● **The exercise**
Every record here should be printed again exactly.

● **Data records**
######
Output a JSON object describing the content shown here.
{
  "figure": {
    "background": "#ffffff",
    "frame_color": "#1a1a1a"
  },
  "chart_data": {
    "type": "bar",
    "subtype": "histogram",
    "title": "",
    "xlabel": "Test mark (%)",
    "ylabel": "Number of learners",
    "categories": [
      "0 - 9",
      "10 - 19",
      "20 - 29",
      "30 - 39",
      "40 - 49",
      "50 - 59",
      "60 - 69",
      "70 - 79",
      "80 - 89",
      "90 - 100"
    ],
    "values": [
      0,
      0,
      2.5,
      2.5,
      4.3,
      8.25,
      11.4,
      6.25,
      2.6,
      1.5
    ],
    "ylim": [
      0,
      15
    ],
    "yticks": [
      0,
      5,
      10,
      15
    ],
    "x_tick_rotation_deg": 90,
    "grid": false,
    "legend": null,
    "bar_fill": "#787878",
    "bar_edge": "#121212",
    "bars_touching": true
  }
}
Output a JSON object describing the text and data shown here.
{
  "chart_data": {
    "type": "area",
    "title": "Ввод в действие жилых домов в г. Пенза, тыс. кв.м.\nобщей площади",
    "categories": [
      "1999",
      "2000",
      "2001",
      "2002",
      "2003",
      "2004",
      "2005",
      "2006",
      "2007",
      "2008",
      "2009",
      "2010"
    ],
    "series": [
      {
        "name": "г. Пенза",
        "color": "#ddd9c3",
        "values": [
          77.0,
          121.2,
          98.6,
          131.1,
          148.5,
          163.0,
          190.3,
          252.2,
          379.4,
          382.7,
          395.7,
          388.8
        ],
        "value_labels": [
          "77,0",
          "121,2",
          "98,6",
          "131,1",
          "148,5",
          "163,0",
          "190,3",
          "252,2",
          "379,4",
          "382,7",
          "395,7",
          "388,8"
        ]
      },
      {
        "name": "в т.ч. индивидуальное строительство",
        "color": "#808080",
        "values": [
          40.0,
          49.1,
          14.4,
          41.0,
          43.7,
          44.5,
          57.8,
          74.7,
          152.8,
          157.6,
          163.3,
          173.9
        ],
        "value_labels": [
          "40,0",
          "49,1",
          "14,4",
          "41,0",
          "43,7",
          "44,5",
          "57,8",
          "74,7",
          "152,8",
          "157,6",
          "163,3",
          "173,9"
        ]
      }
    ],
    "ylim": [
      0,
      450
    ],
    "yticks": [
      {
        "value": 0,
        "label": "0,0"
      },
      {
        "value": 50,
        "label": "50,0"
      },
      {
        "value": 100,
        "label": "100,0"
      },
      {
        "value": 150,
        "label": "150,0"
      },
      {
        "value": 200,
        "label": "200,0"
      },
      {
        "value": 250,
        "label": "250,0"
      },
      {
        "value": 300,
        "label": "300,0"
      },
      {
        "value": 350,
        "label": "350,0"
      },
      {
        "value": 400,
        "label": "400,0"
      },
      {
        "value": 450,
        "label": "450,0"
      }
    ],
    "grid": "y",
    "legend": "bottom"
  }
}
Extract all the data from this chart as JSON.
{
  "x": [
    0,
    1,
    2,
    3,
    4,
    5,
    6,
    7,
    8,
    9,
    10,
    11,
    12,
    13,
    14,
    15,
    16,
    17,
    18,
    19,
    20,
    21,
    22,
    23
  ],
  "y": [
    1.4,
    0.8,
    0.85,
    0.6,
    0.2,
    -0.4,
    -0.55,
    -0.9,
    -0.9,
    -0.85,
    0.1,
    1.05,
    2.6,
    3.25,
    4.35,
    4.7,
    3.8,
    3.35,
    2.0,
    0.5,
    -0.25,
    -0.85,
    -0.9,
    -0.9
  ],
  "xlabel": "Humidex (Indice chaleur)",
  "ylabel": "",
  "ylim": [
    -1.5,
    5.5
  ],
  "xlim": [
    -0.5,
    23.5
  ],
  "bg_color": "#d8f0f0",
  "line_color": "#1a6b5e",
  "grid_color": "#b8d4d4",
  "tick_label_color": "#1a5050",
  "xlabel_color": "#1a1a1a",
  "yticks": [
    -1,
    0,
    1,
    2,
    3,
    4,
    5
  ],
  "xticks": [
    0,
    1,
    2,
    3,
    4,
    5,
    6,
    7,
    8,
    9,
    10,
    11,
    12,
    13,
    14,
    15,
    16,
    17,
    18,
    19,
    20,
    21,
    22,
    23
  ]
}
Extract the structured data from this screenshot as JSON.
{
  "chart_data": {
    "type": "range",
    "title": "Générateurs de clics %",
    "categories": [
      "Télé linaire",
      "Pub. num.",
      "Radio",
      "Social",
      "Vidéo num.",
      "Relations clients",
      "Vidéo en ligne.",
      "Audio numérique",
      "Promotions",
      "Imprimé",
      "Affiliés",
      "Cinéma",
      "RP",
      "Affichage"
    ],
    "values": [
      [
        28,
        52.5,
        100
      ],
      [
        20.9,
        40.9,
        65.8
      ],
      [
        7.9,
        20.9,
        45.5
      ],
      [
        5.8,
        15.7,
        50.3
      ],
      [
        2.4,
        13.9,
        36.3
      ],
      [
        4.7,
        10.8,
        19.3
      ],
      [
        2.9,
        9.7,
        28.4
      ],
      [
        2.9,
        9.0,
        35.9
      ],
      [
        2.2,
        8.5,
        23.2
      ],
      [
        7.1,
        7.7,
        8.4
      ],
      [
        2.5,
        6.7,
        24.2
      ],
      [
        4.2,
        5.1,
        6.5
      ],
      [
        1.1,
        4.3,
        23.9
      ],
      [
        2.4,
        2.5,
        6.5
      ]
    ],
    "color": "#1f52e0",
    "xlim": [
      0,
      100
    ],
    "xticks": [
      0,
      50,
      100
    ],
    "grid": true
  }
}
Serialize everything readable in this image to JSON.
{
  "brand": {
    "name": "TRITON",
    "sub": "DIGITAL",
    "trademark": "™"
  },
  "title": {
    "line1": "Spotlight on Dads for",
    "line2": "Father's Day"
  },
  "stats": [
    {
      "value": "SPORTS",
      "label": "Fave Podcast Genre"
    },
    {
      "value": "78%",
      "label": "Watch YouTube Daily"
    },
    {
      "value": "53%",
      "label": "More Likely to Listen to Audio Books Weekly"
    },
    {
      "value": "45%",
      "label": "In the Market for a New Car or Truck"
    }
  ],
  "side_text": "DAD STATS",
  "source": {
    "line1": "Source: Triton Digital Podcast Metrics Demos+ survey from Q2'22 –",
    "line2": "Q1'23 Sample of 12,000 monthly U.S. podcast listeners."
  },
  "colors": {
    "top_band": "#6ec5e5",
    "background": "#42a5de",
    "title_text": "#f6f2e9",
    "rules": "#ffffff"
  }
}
######
● **Output of the exercise**
Output a JSON object describing the content shown here.
{
  "figure": {
    "background": "#ffffff",
    "frame_color": "#1a1a1a"
  },
  "chart_data": {
    "type": "bar",
    "subtype": "histogram",
    "title": "",
    "xlabel": "Test mark (%)",
    "ylabel": "Number of learners",
    "categories": [
      "0 - 9",
      "10 - 19",
      "20 - 29",
      "30 - 39",
      "40 - 49",
      "50 - 59",
      "60 - 69",
      "70 - 79",
      "80 - 89",
      "90 - 100"
    ],
    "values": [
      0,
      0,
      2.5,
      2.5,
      4.3,
      8.25,
      11.4,
      6.25,
      2.6,
      1.5
    ],
    "ylim": [
      0,
      15
    ],
    "yticks": [
      0,
      5,
      10,
      15
    ],
    "x_tick_rotation_deg": 90,
    "grid": false,
    "legend": null,
    "bar_fill": "#787878",
    "bar_edge": "#121212",
    "bars_touching": true
  }
}
Output a JSON object describing the text and data shown here.
{
  "chart_data": {
    "type": "area",
    "title": "Ввод в действие жилых домов в г. Пенза, тыс. кв.м.\nобщей площади",
    "categories": [
      "1999",
      "2000",
      "2001",
      "2002",
      "2003",
      "2004",
      "2005",
      "2006",
      "2007",
      "2008",
      "2009",
      "2010"
    ],
    "series": [
      {
        "name": "г. Пенза",
        "color": "#ddd9c3",
        "values": [
          77.0,
          121.2,
          98.6,
          131.1,
          148.5,
          163.0,
          190.3,
          252.2,
          379.4,
          382.7,
          395.7,
          388.8
        ],
        "value_labels": [
          "77,0",
          "121,2",
          "98,6",
          "131,1",
          "148,5",
          "163,0",
          "190,3",
          "252,2",
          "379,4",
          "382,7",
          "395,7",
          "388,8"
        ]
      },
      {
        "name": "в т.ч. индивидуальное строительство",
        "color": "#808080",
        "values": [
          40.0,
          49.1,
          14.4,
          41.0,
          43.7,
          44.5,
          57.8,
          74.7,
          152.8,
          157.6,
          163.3,
          173.9
        ],
        "value_labels": [
          "40,0",
          "49,1",
          "14,4",
          "41,0",
          "43,7",
          "44,5",
          "57,8",
          "74,7",
          "152,8",
          "157,6",
          "163,3",
          "173,9"
        ]
      }
    ],
    "ylim": [
      0,
      450
    ],
    "yticks": [
      {
        "value": 0,
        "label": "0,0"
      },
      {
        "value": 50,
        "label": "50,0"
      },
      {
        "value": 100,
        "label": "100,0"
      },
      {
        "value": 150,
        "label": "150,0"
      },
      {
        "value": 200,
        "label": "200,0"
      },
      {
        "value": 250,
        "label": "250,0"
      },
      {
        "value": 300,
        "label": "300,0"
      },
      {
        "value": 350,
        "label": "350,0"
      },
      {
        "value": 400,
        "label": "400,0"
      },
      {
        "value": 450,
        "label": "450,0"
      }
    ],
    "grid": "y",
    "legend": "bottom"
  }
}
Extract all the data from this chart as JSON.
{
  "x": [
    0,
    1,
    2,
    3,
    4,
    5,
    6,
    7,
    8,
    9,
    10,
    11,
    12,
    13,
    14,
    15,
    16,
    17,
    18,
    19,
    20,
    21,
    22,
    23
  ],
  "y": [
    1.4,
    0.8,
    0.85,
    0.6,
    0.2,
    -0.4,
    -0.55,
    -0.9,
    -0.9,
    -0.85,
    0.1,
    1.05,
    2.6,
    3.25,
    4.35,
    4.7,
    3.8,
    3.35,
    2.0,
    0.5,
    -0.25,
    -0.85,
    -0.9,
    -0.9
  ],
  "xlabel": "Humidex (Indice chaleur)",
  "ylabel": "",
  "ylim": [
    -1.5,
    5.5
  ],
  "xlim": [
    -0.5,
    23.5
  ],
  "bg_color": "#d8f0f0",
  "line_color": "#1a6b5e",
  "grid_color": "#b8d4d4",
  "tick_label_color": "#1a5050",
  "xlabel_color": "#1a1a1a",
  "yticks": [
    -1,
    0,
    1,
    2,
    3,
    4,
    5
  ],
  "xticks": [
    0,
    1,
    2,
    3,
    4,
    5,
    6,
    7,
    8,
    9,
    10,
    11,
    12,
    13,
    14,
    15,
    16,
    17,
    18,
    19,
    20,
    21,
    22,
    23
  ]
}
Extract the structured data from this screenshot as JSON.
{
  "chart_data": {
    "type": "range",
    "title": "Générateurs de clics %",
    "categories": [
      "Télé linaire",
      "Pub. num.",
      "Radio",
      "Social",
      "Vidéo num.",
      "Relations clients",
      "Vidéo en ligne.",
      "Audio numérique",
      "Promotions",
      "Imprimé",
      "Affiliés",
      "Cinéma",
      "RP",
      "Affichage"
    ],
    "values": [
      [
        28,
        52.5,
        100
      ],
      [
        20.9,
        40.9,
        65.8
      ],
      [
        7.9,
        20.9,
        45.5
      ],
      [
        5.8,
        15.7,
        50.3
      ],
      [
        2.4,
        13.9,
        36.3
      ],
      [
        4.7,
        10.8,
        19.3
      ],
      [
        2.9,
        9.7,
        28.4
      ],
      [
        2.9,
        9.0,
        35.9
      ],
      [
        2.2,
        8.5,
        23.2
      ],
      [
        7.1,
        7.7,
        8.4
      ],
      [
        2.5,
        6.7,
        24.2
      ],
      [
        4.2,
        5.1,
        6.5
      ],
      [
        1.1,
        4.3,
        23.9
      ],
      [
        2.4,
        2.5,
        6.5
      ]
    ],
    "color": "#1f52e0",
    "xlim": [
      0,
      100
    ],
    "xticks": [
      0,
      50,
      100
    ],
    "grid": true
  }
}
Serialize everything readable in this image to JSON.
{
  "brand": {
    "name": "TRITON",
    "sub": "DIGITAL",
    "trademark": "™"
  },
  "title": {
    "line1": "Spotlight on Dads for",
    "line2": "Father's Day"
  },
  "stats": [
    {
      "value": "SPORTS",
      "label": "Fave Podcast Genre"
    },
    {
      "value": "78%",
      "label": "Watch YouTube Daily"
    },
    {
      "value": "53%",
      "label": "More Likely to Listen to Audio Books Weekly"
    },
    {
      "value": "45%",
      "label": "In the Market for a New Car or Truck"
    }
  ],
  "side_text": "DAD STATS",
  "source": {
    "line1": "Source: Triton Digital Podcast Metrics Demos+ survey from Q2'22 –",
    "line2": "Q1'23 Sample of 12,000 monthly U.S. podcast listeners."
  },
  "colors": {
    "top_band": "#6ec5e5",
    "background": "#42a5de",
    "title_text": "#f6f2e9",
    "rules": "#ffffff"
  }
}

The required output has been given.